# [WHAT YOU WILL DO]
Extract each line of the data below exactly as written.

*** EXERCISE MATERIAL

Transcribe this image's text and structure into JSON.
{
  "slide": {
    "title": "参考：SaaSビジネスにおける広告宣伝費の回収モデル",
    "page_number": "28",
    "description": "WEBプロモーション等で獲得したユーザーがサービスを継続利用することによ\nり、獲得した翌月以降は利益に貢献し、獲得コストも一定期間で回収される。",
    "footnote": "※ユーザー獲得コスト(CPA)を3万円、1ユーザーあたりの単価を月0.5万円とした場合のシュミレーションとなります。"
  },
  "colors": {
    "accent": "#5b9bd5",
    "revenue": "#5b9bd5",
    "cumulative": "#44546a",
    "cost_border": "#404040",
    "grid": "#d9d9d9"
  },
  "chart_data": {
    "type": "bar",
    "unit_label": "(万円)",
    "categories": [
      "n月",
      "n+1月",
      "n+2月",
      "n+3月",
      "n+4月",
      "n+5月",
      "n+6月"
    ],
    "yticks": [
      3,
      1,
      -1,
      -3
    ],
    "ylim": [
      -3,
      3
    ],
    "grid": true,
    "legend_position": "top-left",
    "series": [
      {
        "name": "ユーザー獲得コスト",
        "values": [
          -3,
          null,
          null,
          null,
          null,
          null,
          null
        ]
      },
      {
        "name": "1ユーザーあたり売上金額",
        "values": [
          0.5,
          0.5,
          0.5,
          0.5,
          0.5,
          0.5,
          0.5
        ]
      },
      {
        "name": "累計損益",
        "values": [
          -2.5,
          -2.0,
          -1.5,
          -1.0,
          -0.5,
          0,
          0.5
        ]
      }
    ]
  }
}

******

# [COMPLETE RESPONSE]
Transcribe this image's text and structure into JSON.
{
  "slide": {
    "title": "参考：SaaSビジネスにおける広告宣伝費の回収モデル",
    "page_number": "28",
    "description": "WEBプロモーション等で獲得したユーザーがサービスを継続利用することによ\nり、獲得した翌月以降は利益に貢献し、獲得コストも一定期間で回収される。",
    "footnote": "※ユーザー獲得コスト(CPA)を3万円、1ユーザーあたりの単価を月0.5万円とした場合のシュミレーションとなります。"
  },
  "colors": {
    "accent": "#5b9bd5",
    "revenue": "#5b9bd5",
    "cumulative": "#44546a",
    "cost_border": "#404040",
    "grid": "#d9d9d9"
  },
  "chart_data": {
    "type": "bar",
    "unit_label": "(万円)",
    "categories": [
      "n月",
      "n+1月",
      "n+2月",
      "n+3月",
      "n+4月",
      "n+5月",
      "n+6月"
    ],
    "yticks": [
      3,
      1,
      -1,
      -3
    ],
    "ylim": [
      -3,
      3
    ],
    "grid": true,
    "legend_position": "top-left",
    "series": [
      {
        "name": "ユーザー獲得コスト",
        "values": [
          -3,
          null,
          null,
          null,
          null,
          null,
          null
        ]
      },
      {
        "name": "1ユーザーあたり売上金額",
        "values": [
          0.5,
          0.5,
          0.5,
          0.5,
          0.5,
          0.5,
          0.5
        ]
      },
      {
        "name": "累計損益",
        "values": [
          -2.5,
          -2.0,
          -1.5,
          -1.0,
          -0.5,
          0,
          0.5
        ]
      }
    ]
  }
}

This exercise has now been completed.